What to do = Nothing but the lines from the one that contains "What does this" through the end of the listing should appear, set down exactly.

Exercise data =
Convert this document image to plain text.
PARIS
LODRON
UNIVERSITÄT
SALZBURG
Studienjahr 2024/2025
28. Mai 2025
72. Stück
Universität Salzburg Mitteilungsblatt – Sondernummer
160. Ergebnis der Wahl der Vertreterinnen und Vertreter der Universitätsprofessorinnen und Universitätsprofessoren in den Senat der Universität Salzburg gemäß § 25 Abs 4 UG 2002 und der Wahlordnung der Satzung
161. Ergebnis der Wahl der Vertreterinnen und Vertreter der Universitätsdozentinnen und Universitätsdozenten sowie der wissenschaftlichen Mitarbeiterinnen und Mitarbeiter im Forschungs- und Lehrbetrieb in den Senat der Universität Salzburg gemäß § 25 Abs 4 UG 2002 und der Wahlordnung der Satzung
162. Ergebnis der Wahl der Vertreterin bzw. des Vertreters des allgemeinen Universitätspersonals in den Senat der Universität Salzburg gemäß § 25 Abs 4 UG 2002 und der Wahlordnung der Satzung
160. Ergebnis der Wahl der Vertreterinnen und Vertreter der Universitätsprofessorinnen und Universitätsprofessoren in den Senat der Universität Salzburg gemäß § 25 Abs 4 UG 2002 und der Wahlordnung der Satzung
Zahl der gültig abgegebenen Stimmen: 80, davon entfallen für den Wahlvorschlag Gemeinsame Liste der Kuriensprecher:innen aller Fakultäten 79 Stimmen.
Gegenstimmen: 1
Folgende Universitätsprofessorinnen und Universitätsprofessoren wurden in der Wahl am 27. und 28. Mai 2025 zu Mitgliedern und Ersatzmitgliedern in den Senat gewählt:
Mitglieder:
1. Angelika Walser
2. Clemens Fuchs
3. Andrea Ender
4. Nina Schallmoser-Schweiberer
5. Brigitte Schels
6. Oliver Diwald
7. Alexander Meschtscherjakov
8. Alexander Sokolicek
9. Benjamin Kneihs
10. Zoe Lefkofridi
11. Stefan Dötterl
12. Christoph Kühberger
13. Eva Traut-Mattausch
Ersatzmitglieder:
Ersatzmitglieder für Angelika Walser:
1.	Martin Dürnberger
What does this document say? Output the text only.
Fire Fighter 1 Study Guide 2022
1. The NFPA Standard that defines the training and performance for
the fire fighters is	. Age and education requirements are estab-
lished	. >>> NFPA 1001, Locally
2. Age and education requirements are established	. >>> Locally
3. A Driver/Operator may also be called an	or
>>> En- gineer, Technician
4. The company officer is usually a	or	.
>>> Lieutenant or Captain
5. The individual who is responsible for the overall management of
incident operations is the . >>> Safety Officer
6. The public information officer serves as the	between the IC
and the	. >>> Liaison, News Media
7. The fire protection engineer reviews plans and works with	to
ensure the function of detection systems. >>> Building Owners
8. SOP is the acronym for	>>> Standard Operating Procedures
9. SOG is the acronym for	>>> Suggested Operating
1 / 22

Full solution =
What does this document say? Output the text only.
Fire Fighter 1 Study Guide 2022
1. The NFPA Standard that defines the training and performance for
the fire fighters is	. Age and education requirements are estab-
lished	. >>> NFPA 1001, Locally
2. Age and education requirements are established	. >>> Locally
3. A Driver/Operator may also be called an	or
>>> En- gineer, Technician
4. The company officer is usually a	or	.
>>> Lieutenant or Captain
5. The individual who is responsible for the overall management of
incident operations is the . >>> Safety Officer
6. The public information officer serves as the	between the IC
and the	. >>> Liaison, News Media
7. The fire protection engineer reviews plans and works with	to
ensure the function of detection systems. >>> Building Owners
8. SOP is the acronym for	>>> Standard Operating Procedures
9. SOG is the acronym for	>>> Suggested Operating
1 / 22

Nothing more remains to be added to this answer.